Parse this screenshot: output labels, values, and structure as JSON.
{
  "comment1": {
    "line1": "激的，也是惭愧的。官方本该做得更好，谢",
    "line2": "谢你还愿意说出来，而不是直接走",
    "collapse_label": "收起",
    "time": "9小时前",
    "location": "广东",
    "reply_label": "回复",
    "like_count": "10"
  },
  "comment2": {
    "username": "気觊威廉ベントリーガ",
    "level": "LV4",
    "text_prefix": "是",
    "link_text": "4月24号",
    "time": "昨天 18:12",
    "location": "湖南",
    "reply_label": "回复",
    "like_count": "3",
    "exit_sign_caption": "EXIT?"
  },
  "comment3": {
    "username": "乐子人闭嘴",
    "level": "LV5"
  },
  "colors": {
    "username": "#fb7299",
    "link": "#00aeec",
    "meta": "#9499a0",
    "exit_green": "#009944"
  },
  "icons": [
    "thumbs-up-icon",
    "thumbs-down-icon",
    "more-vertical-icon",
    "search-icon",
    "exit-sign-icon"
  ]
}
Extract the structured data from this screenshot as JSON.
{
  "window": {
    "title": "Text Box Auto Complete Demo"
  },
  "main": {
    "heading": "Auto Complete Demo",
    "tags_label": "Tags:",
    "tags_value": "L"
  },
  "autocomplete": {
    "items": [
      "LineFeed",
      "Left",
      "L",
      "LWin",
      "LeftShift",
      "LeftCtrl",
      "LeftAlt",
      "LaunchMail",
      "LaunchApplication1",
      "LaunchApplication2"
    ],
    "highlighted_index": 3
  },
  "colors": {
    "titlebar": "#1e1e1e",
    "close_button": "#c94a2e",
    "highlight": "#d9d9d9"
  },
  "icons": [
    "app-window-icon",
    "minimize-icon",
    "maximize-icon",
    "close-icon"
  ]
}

[AIM OF THE EXERCISE] Print the whole listing exactly as it is.

[EXERCISE RESPONSE]
Parse this screenshot: output labels, values, and structure as JSON.
{
  "comment1": {
    "line1": "激的，也是惭愧的。官方本该做得更好，谢",
    "line2": "谢你还愿意说出来，而不是直接走",
    "collapse_label": "收起",
    "time": "9小时前",
    "location": "广东",
    "reply_label": "回复",
    "like_count": "10"
  },
  "comment2": {
    "username": "気觊威廉ベントリーガ",
    "level": "LV4",
    "text_prefix": "是",
    "link_text": "4月24号",
    "time": "昨天 18:12",
    "location": "湖南",
    "reply_label": "回复",
    "like_count": "3",
    "exit_sign_caption": "EXIT?"
  },
  "comment3": {
    "username": "乐子人闭嘴",
    "level": "LV5"
  },
  "colors": {
    "username": "#fb7299",
    "link": "#00aeec",
    "meta": "#9499a0",
    "exit_green": "#009944"
  },
  "icons": [
    "thumbs-up-icon",
    "thumbs-down-icon",
    "more-vertical-icon",
    "search-icon",
    "exit-sign-icon"
  ]
}
Extract the structured data from this screenshot as JSON.
{
  "window": {
    "title": "Text Box Auto Complete Demo"
  },
  "main": {
    "heading": "Auto Complete Demo",
    "tags_label": "Tags:",
    "tags_value": "L"
  },
  "autocomplete": {
    "items": [
      "LineFeed",
      "Left",
      "L",
      "LWin",
      "LeftShift",
      "LeftCtrl",
      "LeftAlt",
      "LaunchMail",
      "LaunchApplication1",
      "LaunchApplication2"
    ],
    "highlighted_index": 3
  },
  "colors": {
    "titlebar": "#1e1e1e",
    "close_button": "#c94a2e",
    "highlight": "#d9d9d9"
  },
  "icons": [
    "app-window-icon",
    "minimize-icon",
    "maximize-icon",
    "close-icon"
  ]
}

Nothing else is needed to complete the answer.